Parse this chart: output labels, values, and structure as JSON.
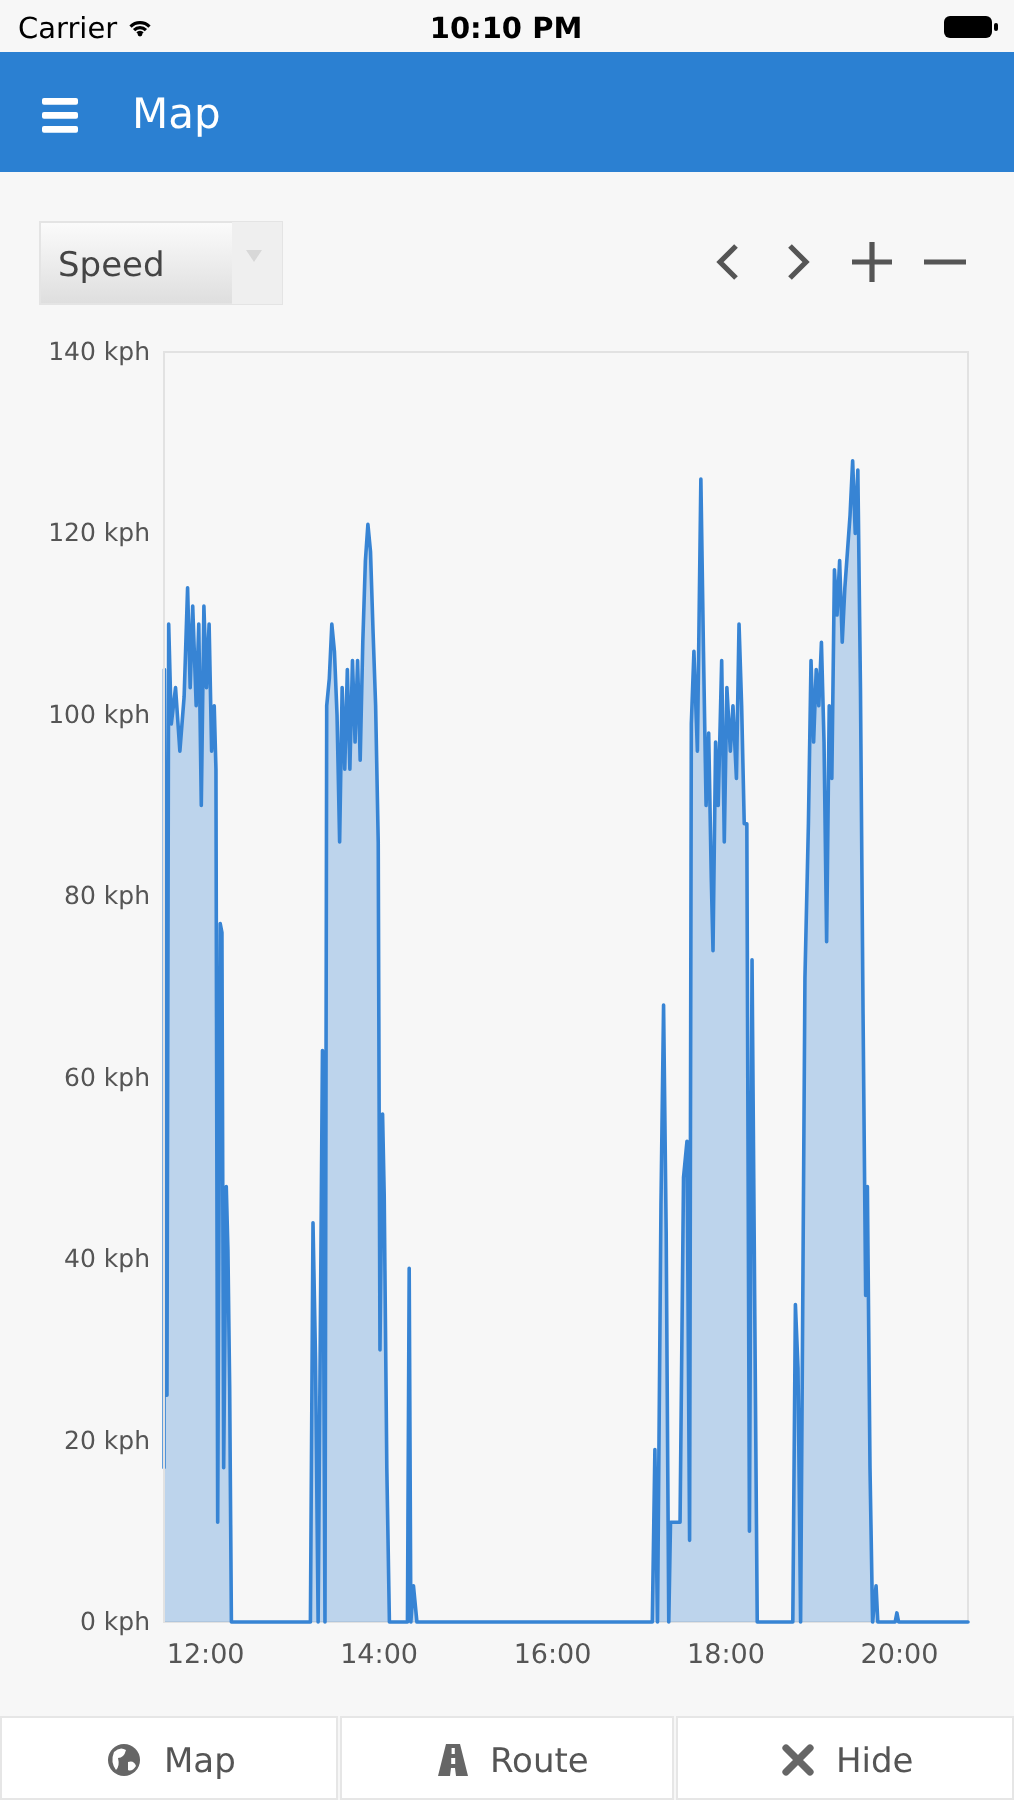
{
  "chart_data": {
    "type": "area",
    "title": "Map",
    "ylabel": "Speed",
    "annotations": [
      "Carrier",
      "10:10 PM",
      "Map",
      "Route",
      "Hide"
    ],
    "color": "#3784d4",
    "xlim": [
      11.52,
      20.79
    ],
    "ylim": [
      0,
      140
    ],
    "xticks": [
      {
        "value": 12,
        "label": "12:00"
      },
      {
        "value": 14,
        "label": "14:00"
      },
      {
        "value": 16,
        "label": "16:00"
      },
      {
        "value": 18,
        "label": "18:00"
      },
      {
        "value": 20,
        "label": "20:00"
      }
    ],
    "yticks": [
      {
        "value": 0,
        "label": "0 kph"
      },
      {
        "value": 20,
        "label": "20 kph"
      },
      {
        "value": 40,
        "label": "40 kph"
      },
      {
        "value": 60,
        "label": "60 kph"
      },
      {
        "value": 80,
        "label": "80 kph"
      },
      {
        "value": 100,
        "label": "100 kph"
      },
      {
        "value": 120,
        "label": "120 kph"
      },
      {
        "value": 140,
        "label": "140 kph"
      }
    ],
    "x": [
      11.52,
      11.525,
      11.554,
      11.574,
      11.604,
      11.653,
      11.703,
      11.752,
      11.792,
      11.822,
      11.851,
      11.891,
      11.921,
      11.95,
      11.98,
      12.01,
      12.04,
      12.069,
      12.099,
      12.119,
      12.139,
      12.168,
      12.188,
      12.208,
      12.238,
      12.257,
      12.277,
      12.297,
      13.208,
      13.238,
      13.267,
      13.297,
      13.347,
      13.376,
      13.396,
      13.426,
      13.455,
      13.485,
      13.515,
      13.545,
      13.574,
      13.604,
      13.634,
      13.663,
      13.693,
      13.723,
      13.752,
      13.782,
      13.812,
      13.842,
      13.871,
      13.901,
      13.931,
      13.96,
      13.99,
      14.01,
      14.04,
      14.059,
      14.089,
      14.119,
      14.327,
      14.347,
      14.366,
      14.396,
      14.436,
      17.15,
      17.18,
      17.21,
      17.25,
      17.28,
      17.31,
      17.34,
      17.36,
      17.47,
      17.51,
      17.55,
      17.58,
      17.6,
      17.63,
      17.67,
      17.71,
      17.74,
      17.77,
      17.8,
      17.83,
      17.85,
      17.88,
      17.91,
      17.95,
      17.98,
      18.01,
      18.05,
      18.08,
      18.12,
      18.15,
      18.18,
      18.21,
      18.24,
      18.27,
      18.3,
      18.33,
      18.36,
      18.77,
      18.8,
      18.83,
      18.86,
      18.91,
      18.95,
      18.98,
      19.01,
      19.04,
      19.07,
      19.1,
      19.13,
      19.16,
      19.19,
      19.22,
      19.25,
      19.28,
      19.31,
      19.34,
      19.37,
      19.4,
      19.43,
      19.46,
      19.49,
      19.52,
      19.55,
      19.58,
      19.61,
      19.63,
      19.66,
      19.69,
      19.73,
      19.75,
      19.95,
      19.97,
      19.99,
      20.79
    ],
    "values": [
      17,
      105,
      25,
      110,
      99,
      103,
      96,
      102,
      114,
      103,
      112,
      101,
      110,
      90,
      112,
      103,
      110,
      96,
      101,
      94,
      11,
      77,
      76,
      17,
      48,
      41,
      26,
      0,
      0,
      44,
      29,
      0,
      63,
      0,
      101,
      104,
      110,
      107,
      100,
      86,
      103,
      94,
      105,
      94,
      106,
      97,
      106,
      95,
      108,
      117,
      121,
      118,
      109,
      101,
      86,
      30,
      56,
      47,
      17,
      0,
      0,
      39,
      0,
      4,
      0,
      0,
      19,
      0,
      46,
      68,
      43,
      0,
      11,
      11,
      49,
      53,
      9,
      99,
      107,
      96,
      126,
      107,
      90,
      98,
      82,
      74,
      97,
      90,
      106,
      86,
      103,
      96,
      101,
      93,
      110,
      101,
      88,
      88,
      10,
      73,
      36,
      0,
      0,
      35,
      28,
      0,
      71,
      88,
      106,
      97,
      105,
      101,
      108,
      97,
      75,
      101,
      93,
      116,
      111,
      117,
      108,
      114,
      118,
      122,
      128,
      120,
      127,
      103,
      67,
      36,
      48,
      17,
      0,
      4,
      0,
      0,
      1,
      0,
      0
    ]
  }
}
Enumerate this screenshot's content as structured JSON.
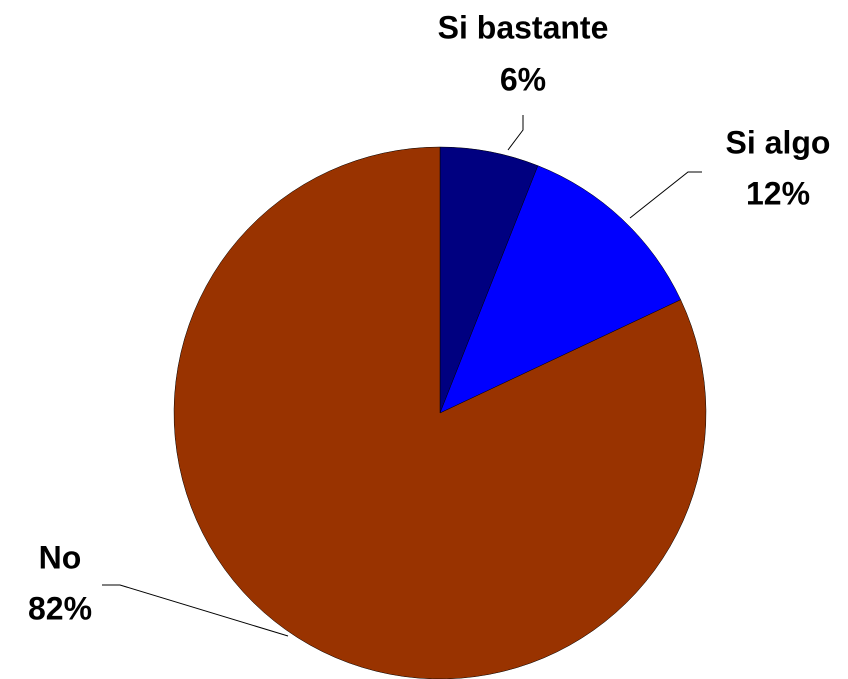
{
  "chart_data": {
    "type": "pie",
    "categories": [
      "Si bastante",
      "Si algo",
      "No"
    ],
    "values": [
      6,
      12,
      82
    ],
    "value_labels": [
      "6%",
      "12%",
      "82%"
    ],
    "colors": [
      "#000080",
      "#0000ff",
      "#993300"
    ]
  }
}
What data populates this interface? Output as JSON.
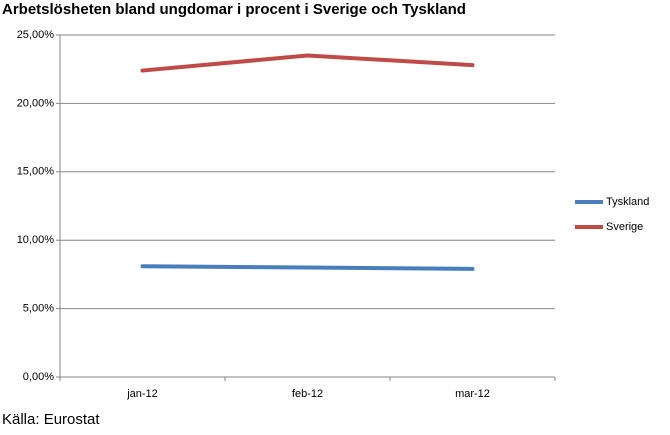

▶ _What the task asks_:
Leave the pictures out and write out every entry exactly as given.

▶ _Answer in full_:
Parse this chart: output labels, values, and structure as JSON.
{
  "chart_data": {
    "type": "area",
    "title": "Map",
    "ylabel": "Speed",
    "annotations": [
      "Carrier",
      "10:10 PM",
      "Map",
      "Route",
      "Hide"
    ],
    "color": "#3784d4",
    "xlim": [
      11.52,
      20.79
    ],
    "ylim": [
      0,
      140
    ],
    "xticks": [
      {
        "value": 12,
        "label": "12:00"
      },
      {
        "value": 14,
        "label": "14:00"
      },
      {
        "value": 16,
        "label": "16:00"
      },
      {
        "value": 18,
        "label": "18:00"
      },
      {
        "value": 20,
        "label": "20:00"
      }
    ],
    "yticks": [
      {
        "value": 0,
        "label": "0 kph"
      },
      {
        "value": 20,
        "label": "20 kph"
      },
      {
        "value": 40,
        "label": "40 kph"
      },
      {
        "value": 60,
        "label": "60 kph"
      },
      {
        "value": 80,
        "label": "80 kph"
      },
      {
        "value": 100,
        "label": "100 kph"
      },
      {
        "value": 120,
        "label": "120 kph"
      },
      {
        "value": 140,
        "label": "140 kph"
      }
    ],
    "x": [
      11.52,
      11.525,
      11.554,
      11.574,
      11.604,
      11.653,
      11.703,
      11.752,
      11.792,
      11.822,
      11.851,
      11.891,
      11.921,
      11.95,
      11.98,
      12.01,
      12.04,
      12.069,
      12.099,
      12.119,
      12.139,
      12.168,
      12.188,
      12.208,
      12.238,
      12.257,
      12.277,
      12.297,
      13.208,
      13.238,
      13.267,
      13.297,
      13.347,
      13.376,
      13.396,
      13.426,
      13.455,
      13.485,
      13.515,
      13.545,
      13.574,
      13.604,
      13.634,
      13.663,
      13.693,
      13.723,
      13.752,
      13.782,
      13.812,
      13.842,
      13.871,
      13.901,
      13.931,
      13.96,
      13.99,
      14.01,
      14.04,
      14.059,
      14.089,
      14.119,
      14.327,
      14.347,
      14.366,
      14.396,
      14.436,
      17.15,
      17.18,
      17.21,
      17.25,
      17.28,
      17.31,
      17.34,
      17.36,
      17.47,
      17.51,
      17.55,
      17.58,
      17.6,
      17.63,
      17.67,
      17.71,
      17.74,
      17.77,
      17.8,
      17.83,
      17.85,
      17.88,
      17.91,
      17.95,
      17.98,
      18.01,
      18.05,
      18.08,
      18.12,
      18.15,
      18.18,
      18.21,
      18.24,
      18.27,
      18.3,
      18.33,
      18.36,
      18.77,
      18.8,
      18.83,
      18.86,
      18.91,
      18.95,
      18.98,
      19.01,
      19.04,
      19.07,
      19.1,
      19.13,
      19.16,
      19.19,
      19.22,
      19.25,
      19.28,
      19.31,
      19.34,
      19.37,
      19.4,
      19.43,
      19.46,
      19.49,
      19.52,
      19.55,
      19.58,
      19.61,
      19.63,
      19.66,
      19.69,
      19.73,
      19.75,
      19.95,
      19.97,
      19.99,
      20.79
    ],
    "values": [
      17,
      105,
      25,
      110,
      99,
      103,
      96,
      102,
      114,
      103,
      112,
      101,
      110,
      90,
      112,
      103,
      110,
      96,
      101,
      94,
      11,
      77,
      76,
      17,
      48,
      41,
      26,
      0,
      0,
      44,
      29,
      0,
      63,
      0,
      101,
      104,
      110,
      107,
      100,
      86,
      103,
      94,
      105,
      94,
      106,
      97,
      106,
      95,
      108,
      117,
      121,
      118,
      109,
      101,
      86,
      30,
      56,
      47,
      17,
      0,
      0,
      39,
      0,
      4,
      0,
      0,
      19,
      0,
      46,
      68,
      43,
      0,
      11,
      11,
      49,
      53,
      9,
      99,
      107,
      96,
      126,
      107,
      90,
      98,
      82,
      74,
      97,
      90,
      106,
      86,
      103,
      96,
      101,
      93,
      110,
      101,
      88,
      88,
      10,
      73,
      36,
      0,
      0,
      35,
      28,
      0,
      71,
      88,
      106,
      97,
      105,
      101,
      108,
      97,
      75,
      101,
      93,
      116,
      111,
      117,
      108,
      114,
      118,
      122,
      128,
      120,
      127,
      103,
      67,
      36,
      48,
      17,
      0,
      4,
      0,
      0,
      1,
      0,
      0
    ]
  }
}
Enumerate this screenshot's content as structured JSON.
{
  "chart_data": {
    "type": "pie",
    "categories": [
      "Si bastante",
      "Si algo",
      "No"
    ],
    "values": [
      6,
      12,
      82
    ],
    "value_labels": [
      "6%",
      "12%",
      "82%"
    ],
    "colors": [
      "#000080",
      "#0000ff",
      "#993300"
    ]
  }
}
What data populates this interface? Output as JSON.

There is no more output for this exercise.